▸ **WORK REQUIRED**: Every record below should be printed exactly as given.

• • •

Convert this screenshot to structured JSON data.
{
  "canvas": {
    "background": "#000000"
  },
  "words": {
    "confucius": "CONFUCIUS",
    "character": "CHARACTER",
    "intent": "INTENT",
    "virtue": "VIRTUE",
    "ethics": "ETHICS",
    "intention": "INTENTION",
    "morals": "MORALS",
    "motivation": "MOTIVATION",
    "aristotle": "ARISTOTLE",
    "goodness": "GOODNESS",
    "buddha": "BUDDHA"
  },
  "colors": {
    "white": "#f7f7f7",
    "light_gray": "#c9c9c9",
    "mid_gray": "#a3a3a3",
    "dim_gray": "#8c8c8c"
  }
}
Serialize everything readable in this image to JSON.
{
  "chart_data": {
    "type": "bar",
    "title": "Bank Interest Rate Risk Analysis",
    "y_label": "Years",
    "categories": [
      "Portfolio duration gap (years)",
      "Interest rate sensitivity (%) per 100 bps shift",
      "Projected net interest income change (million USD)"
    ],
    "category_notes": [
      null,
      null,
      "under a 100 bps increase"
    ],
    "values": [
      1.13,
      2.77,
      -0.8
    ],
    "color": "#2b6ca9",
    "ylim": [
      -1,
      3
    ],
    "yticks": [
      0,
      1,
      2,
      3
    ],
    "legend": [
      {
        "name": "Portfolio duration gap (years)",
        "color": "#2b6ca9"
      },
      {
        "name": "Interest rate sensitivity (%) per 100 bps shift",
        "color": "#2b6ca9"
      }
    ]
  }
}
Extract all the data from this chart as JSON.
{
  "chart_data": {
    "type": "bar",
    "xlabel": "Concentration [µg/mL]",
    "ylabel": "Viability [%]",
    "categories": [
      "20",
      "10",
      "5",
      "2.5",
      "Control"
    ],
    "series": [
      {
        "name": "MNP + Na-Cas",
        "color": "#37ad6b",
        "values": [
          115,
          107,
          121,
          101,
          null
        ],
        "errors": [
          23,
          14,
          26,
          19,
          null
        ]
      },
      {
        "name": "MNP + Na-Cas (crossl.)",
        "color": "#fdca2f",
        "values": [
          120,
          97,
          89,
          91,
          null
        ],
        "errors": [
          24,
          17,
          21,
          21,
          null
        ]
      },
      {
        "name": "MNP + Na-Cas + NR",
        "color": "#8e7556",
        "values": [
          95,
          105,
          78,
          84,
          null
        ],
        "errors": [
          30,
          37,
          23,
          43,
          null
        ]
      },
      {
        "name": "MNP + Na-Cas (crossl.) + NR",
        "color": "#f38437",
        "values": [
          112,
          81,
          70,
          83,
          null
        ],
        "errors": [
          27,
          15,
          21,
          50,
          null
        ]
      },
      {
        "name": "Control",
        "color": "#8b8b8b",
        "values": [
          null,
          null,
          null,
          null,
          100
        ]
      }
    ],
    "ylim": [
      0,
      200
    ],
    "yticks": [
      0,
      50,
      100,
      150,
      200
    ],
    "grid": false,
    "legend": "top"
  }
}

• • •

▸ **ANSWER IN FULL**:
Convert this screenshot to structured JSON data.
{
  "canvas": {
    "background": "#000000"
  },
  "words": {
    "confucius": "CONFUCIUS",
    "character": "CHARACTER",
    "intent": "INTENT",
    "virtue": "VIRTUE",
    "ethics": "ETHICS",
    "intention": "INTENTION",
    "morals": "MORALS",
    "motivation": "MOTIVATION",
    "aristotle": "ARISTOTLE",
    "goodness": "GOODNESS",
    "buddha": "BUDDHA"
  },
  "colors": {
    "white": "#f7f7f7",
    "light_gray": "#c9c9c9",
    "mid_gray": "#a3a3a3",
    "dim_gray": "#8c8c8c"
  }
}
Serialize everything readable in this image to JSON.
{
  "chart_data": {
    "type": "bar",
    "title": "Bank Interest Rate Risk Analysis",
    "y_label": "Years",
    "categories": [
      "Portfolio duration gap (years)",
      "Interest rate sensitivity (%) per 100 bps shift",
      "Projected net interest income change (million USD)"
    ],
    "category_notes": [
      null,
      null,
      "under a 100 bps increase"
    ],
    "values": [
      1.13,
      2.77,
      -0.8
    ],
    "color": "#2b6ca9",
    "ylim": [
      -1,
      3
    ],
    "yticks": [
      0,
      1,
      2,
      3
    ],
    "legend": [
      {
        "name": "Portfolio duration gap (years)",
        "color": "#2b6ca9"
      },
      {
        "name": "Interest rate sensitivity (%) per 100 bps shift",
        "color": "#2b6ca9"
      }
    ]
  }
}
Extract all the data from this chart as JSON.
{
  "chart_data": {
    "type": "bar",
    "xlabel": "Concentration [µg/mL]",
    "ylabel": "Viability [%]",
    "categories": [
      "20",
      "10",
      "5",
      "2.5",
      "Control"
    ],
    "series": [
      {
        "name": "MNP + Na-Cas",
        "color": "#37ad6b",
        "values": [
          115,
          107,
          121,
          101,
          null
        ],
        "errors": [
          23,
          14,
          26,
          19,
          null
        ]
      },
      {
        "name": "MNP + Na-Cas (crossl.)",
        "color": "#fdca2f",
        "values": [
          120,
          97,
          89,
          91,
          null
        ],
        "errors": [
          24,
          17,
          21,
          21,
          null
        ]
      },
      {
        "name": "MNP + Na-Cas + NR",
        "color": "#8e7556",
        "values": [
          95,
          105,
          78,
          84,
          null
        ],
        "errors": [
          30,
          37,
          23,
          43,
          null
        ]
      },
      {
        "name": "MNP + Na-Cas (crossl.) + NR",
        "color": "#f38437",
        "values": [
          112,
          81,
          70,
          83,
          null
        ],
        "errors": [
          27,
          15,
          21,
          50,
          null
        ]
      },
      {
        "name": "Control",
        "color": "#8b8b8b",
        "values": [
          null,
          null,
          null,
          null,
          100
        ]
      }
    ],
    "ylim": [
      0,
      200
    ],
    "yticks": [
      0,
      50,
      100,
      150,
      200
    ],
    "grid": false,
    "legend": "top"
  }
}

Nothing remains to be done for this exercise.